GIVEN INSTRUCTION:
Each entry here needs to be set down again exactly, please; pictures are left out.
** Begin **
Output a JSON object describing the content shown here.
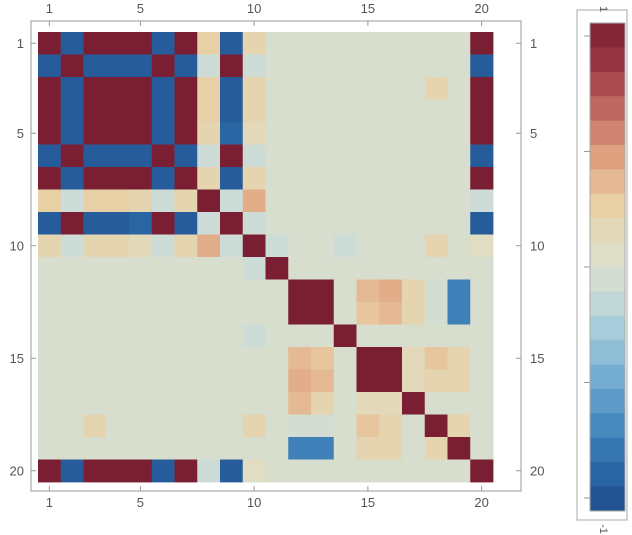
{
  "chart_data": {
    "type": "heatmap",
    "n": 20,
    "x_ticks": [
      "1",
      "5",
      "10",
      "15",
      "20"
    ],
    "y_ticks": [
      "1",
      "5",
      "10",
      "15",
      "20"
    ],
    "tick_positions": [
      1,
      5,
      10,
      15,
      20
    ],
    "value_range": [
      -1,
      1
    ],
    "legend": {
      "placement": "right",
      "top_label": "1",
      "bottom_label": "-1",
      "bins": 20
    },
    "matrix": [
      [
        1,
        -0.9,
        1,
        1,
        1,
        -0.9,
        1,
        0.25,
        -0.9,
        0.2,
        0,
        0,
        0,
        0,
        0,
        0,
        0,
        0,
        0,
        1
      ],
      [
        -0.9,
        1,
        -0.9,
        -0.9,
        -0.9,
        1,
        -0.9,
        -0.1,
        1,
        -0.1,
        0,
        0,
        0,
        0,
        0,
        0,
        0,
        0,
        0,
        -0.9
      ],
      [
        1,
        -0.9,
        1,
        1,
        1,
        -0.9,
        1,
        0.25,
        -0.9,
        0.2,
        0,
        0,
        0,
        0,
        0,
        0,
        0,
        0.2,
        0,
        1
      ],
      [
        1,
        -0.9,
        1,
        1,
        1,
        -0.9,
        1,
        0.25,
        -0.9,
        0.2,
        0,
        0,
        0,
        0,
        0,
        0,
        0,
        0,
        0,
        1
      ],
      [
        1,
        -0.9,
        1,
        1,
        1,
        -0.9,
        1,
        0.2,
        -0.85,
        0.15,
        0,
        0,
        0,
        0,
        0,
        0,
        0,
        0,
        0,
        1
      ],
      [
        -0.9,
        1,
        -0.9,
        -0.9,
        -0.9,
        1,
        -0.9,
        -0.1,
        1,
        -0.1,
        0,
        0,
        0,
        0,
        0,
        0,
        0,
        0,
        0,
        -0.9
      ],
      [
        1,
        -0.9,
        1,
        1,
        1,
        -0.9,
        1,
        0.2,
        -0.9,
        0.2,
        0,
        0,
        0,
        0,
        0,
        0,
        0,
        0,
        0,
        1
      ],
      [
        0.25,
        -0.1,
        0.25,
        0.25,
        0.2,
        -0.1,
        0.2,
        1,
        -0.1,
        0.4,
        0,
        0,
        0,
        0,
        0,
        0,
        0,
        0,
        0,
        -0.1
      ],
      [
        -0.9,
        1,
        -0.9,
        -0.9,
        -0.85,
        1,
        -0.9,
        -0.1,
        1,
        -0.1,
        0,
        0,
        0,
        0,
        0,
        0,
        0,
        0,
        0,
        -0.9
      ],
      [
        0.2,
        -0.1,
        0.2,
        0.2,
        0.15,
        -0.1,
        0.2,
        0.4,
        -0.1,
        1,
        -0.1,
        0,
        0,
        -0.1,
        0,
        0,
        0,
        0.2,
        0,
        0.1
      ],
      [
        0,
        0,
        0,
        0,
        0,
        0,
        0,
        0,
        0,
        -0.1,
        1,
        0,
        0,
        0,
        0,
        0,
        0,
        0,
        0,
        0
      ],
      [
        0,
        0,
        0,
        0,
        0,
        0,
        0,
        0,
        0,
        0,
        0,
        1,
        1,
        0,
        0.35,
        0.4,
        0.2,
        -0.05,
        -0.7,
        0
      ],
      [
        0,
        0,
        0,
        0,
        0,
        0,
        0,
        0,
        0,
        0,
        0,
        1,
        1,
        0,
        0.3,
        0.35,
        0.2,
        -0.05,
        -0.7,
        0
      ],
      [
        0,
        0,
        0,
        0,
        0,
        0,
        0,
        0,
        0,
        -0.1,
        0,
        0,
        0,
        1,
        0,
        0,
        0,
        0,
        0,
        0
      ],
      [
        0,
        0,
        0,
        0,
        0,
        0,
        0,
        0,
        0,
        0,
        0,
        0.35,
        0.3,
        0,
        1,
        1,
        0.15,
        0.3,
        0.2,
        0
      ],
      [
        0,
        0,
        0,
        0,
        0,
        0,
        0,
        0,
        0,
        0,
        0,
        0.4,
        0.35,
        0,
        1,
        1,
        0.15,
        0.2,
        0.2,
        0
      ],
      [
        0,
        0,
        0,
        0,
        0,
        0,
        0,
        0,
        0,
        0,
        0,
        0.35,
        0.2,
        0,
        0.15,
        0.15,
        1,
        0,
        0,
        0
      ],
      [
        0,
        0,
        0.2,
        0,
        0,
        0,
        0,
        0,
        0,
        0.2,
        0,
        -0.05,
        -0.05,
        0,
        0.3,
        0.2,
        0,
        1,
        0.2,
        0
      ],
      [
        0,
        0,
        0,
        0,
        0,
        0,
        0,
        0,
        0,
        0,
        0,
        -0.7,
        -0.7,
        0,
        0.2,
        0.2,
        0,
        0.2,
        1,
        0
      ],
      [
        1,
        -0.9,
        1,
        1,
        1,
        -0.9,
        1,
        -0.1,
        -0.9,
        0.1,
        0,
        0,
        0,
        0,
        0,
        0,
        0,
        0,
        0,
        1
      ]
    ]
  },
  "colors": {
    "scale": [
      "#224a8c",
      "#2b6aa8",
      "#4a8cc0",
      "#74acd1",
      "#a4c9da",
      "#cfddd6",
      "#e1dec4",
      "#e8cda2",
      "#df9f7e",
      "#bf6b63",
      "#9c3844",
      "#7a1f33"
    ],
    "frame": "#999999",
    "tick_text": "#555555"
  }
}
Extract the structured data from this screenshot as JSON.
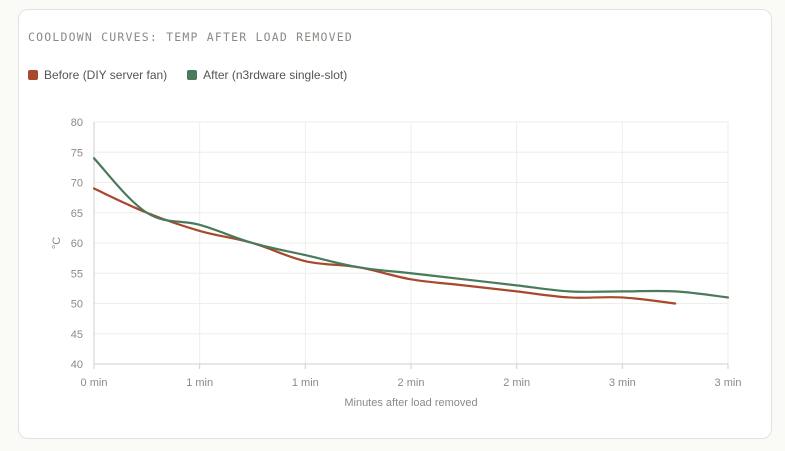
** End **
RESULT FOR THIS EXERCISE:
Output a JSON object describing the content shown here.
{
  "chart_data": {
    "type": "heatmap",
    "n": 20,
    "x_ticks": [
      "1",
      "5",
      "10",
      "15",
      "20"
    ],
    "y_ticks": [
      "1",
      "5",
      "10",
      "15",
      "20"
    ],
    "tick_positions": [
      1,
      5,
      10,
      15,
      20
    ],
    "value_range": [
      -1,
      1
    ],
    "legend": {
      "placement": "right",
      "top_label": "1",
      "bottom_label": "-1",
      "bins": 20
    },
    "matrix": [
      [
        1,
        -0.9,
        1,
        1,
        1,
        -0.9,
        1,
        0.25,
        -0.9,
        0.2,
        0,
        0,
        0,
        0,
        0,
        0,
        0,
        0,
        0,
        1
      ],
      [
        -0.9,
        1,
        -0.9,
        -0.9,
        -0.9,
        1,
        -0.9,
        -0.1,
        1,
        -0.1,
        0,
        0,
        0,
        0,
        0,
        0,
        0,
        0,
        0,
        -0.9
      ],
      [
        1,
        -0.9,
        1,
        1,
        1,
        -0.9,
        1,
        0.25,
        -0.9,
        0.2,
        0,
        0,
        0,
        0,
        0,
        0,
        0,
        0.2,
        0,
        1
      ],
      [
        1,
        -0.9,
        1,
        1,
        1,
        -0.9,
        1,
        0.25,
        -0.9,
        0.2,
        0,
        0,
        0,
        0,
        0,
        0,
        0,
        0,
        0,
        1
      ],
      [
        1,
        -0.9,
        1,
        1,
        1,
        -0.9,
        1,
        0.2,
        -0.85,
        0.15,
        0,
        0,
        0,
        0,
        0,
        0,
        0,
        0,
        0,
        1
      ],
      [
        -0.9,
        1,
        -0.9,
        -0.9,
        -0.9,
        1,
        -0.9,
        -0.1,
        1,
        -0.1,
        0,
        0,
        0,
        0,
        0,
        0,
        0,
        0,
        0,
        -0.9
      ],
      [
        1,
        -0.9,
        1,
        1,
        1,
        -0.9,
        1,
        0.2,
        -0.9,
        0.2,
        0,
        0,
        0,
        0,
        0,
        0,
        0,
        0,
        0,
        1
      ],
      [
        0.25,
        -0.1,
        0.25,
        0.25,
        0.2,
        -0.1,
        0.2,
        1,
        -0.1,
        0.4,
        0,
        0,
        0,
        0,
        0,
        0,
        0,
        0,
        0,
        -0.1
      ],
      [
        -0.9,
        1,
        -0.9,
        -0.9,
        -0.85,
        1,
        -0.9,
        -0.1,
        1,
        -0.1,
        0,
        0,
        0,
        0,
        0,
        0,
        0,
        0,
        0,
        -0.9
      ],
      [
        0.2,
        -0.1,
        0.2,
        0.2,
        0.15,
        -0.1,
        0.2,
        0.4,
        -0.1,
        1,
        -0.1,
        0,
        0,
        -0.1,
        0,
        0,
        0,
        0.2,
        0,
        0.1
      ],
      [
        0,
        0,
        0,
        0,
        0,
        0,
        0,
        0,
        0,
        -0.1,
        1,
        0,
        0,
        0,
        0,
        0,
        0,
        0,
        0,
        0
      ],
      [
        0,
        0,
        0,
        0,
        0,
        0,
        0,
        0,
        0,
        0,
        0,
        1,
        1,
        0,
        0.35,
        0.4,
        0.2,
        -0.05,
        -0.7,
        0
      ],
      [
        0,
        0,
        0,
        0,
        0,
        0,
        0,
        0,
        0,
        0,
        0,
        1,
        1,
        0,
        0.3,
        0.35,
        0.2,
        -0.05,
        -0.7,
        0
      ],
      [
        0,
        0,
        0,
        0,
        0,
        0,
        0,
        0,
        0,
        -0.1,
        0,
        0,
        0,
        1,
        0,
        0,
        0,
        0,
        0,
        0
      ],
      [
        0,
        0,
        0,
        0,
        0,
        0,
        0,
        0,
        0,
        0,
        0,
        0.35,
        0.3,
        0,
        1,
        1,
        0.15,
        0.3,
        0.2,
        0
      ],
      [
        0,
        0,
        0,
        0,
        0,
        0,
        0,
        0,
        0,
        0,
        0,
        0.4,
        0.35,
        0,
        1,
        1,
        0.15,
        0.2,
        0.2,
        0
      ],
      [
        0,
        0,
        0,
        0,
        0,
        0,
        0,
        0,
        0,
        0,
        0,
        0.35,
        0.2,
        0,
        0.15,
        0.15,
        1,
        0,
        0,
        0
      ],
      [
        0,
        0,
        0.2,
        0,
        0,
        0,
        0,
        0,
        0,
        0.2,
        0,
        -0.05,
        -0.05,
        0,
        0.3,
        0.2,
        0,
        1,
        0.2,
        0
      ],
      [
        0,
        0,
        0,
        0,
        0,
        0,
        0,
        0,
        0,
        0,
        0,
        -0.7,
        -0.7,
        0,
        0.2,
        0.2,
        0,
        0.2,
        1,
        0
      ],
      [
        1,
        -0.9,
        1,
        1,
        1,
        -0.9,
        1,
        -0.1,
        -0.9,
        0.1,
        0,
        0,
        0,
        0,
        0,
        0,
        0,
        0,
        0,
        1
      ]
    ]
  },
  "colors": {
    "scale": [
      "#224a8c",
      "#2b6aa8",
      "#4a8cc0",
      "#74acd1",
      "#a4c9da",
      "#cfddd6",
      "#e1dec4",
      "#e8cda2",
      "#df9f7e",
      "#bf6b63",
      "#9c3844",
      "#7a1f33"
    ],
    "frame": "#999999",
    "tick_text": "#555555"
  }
}
Extract the structured data from this screenshot as JSON.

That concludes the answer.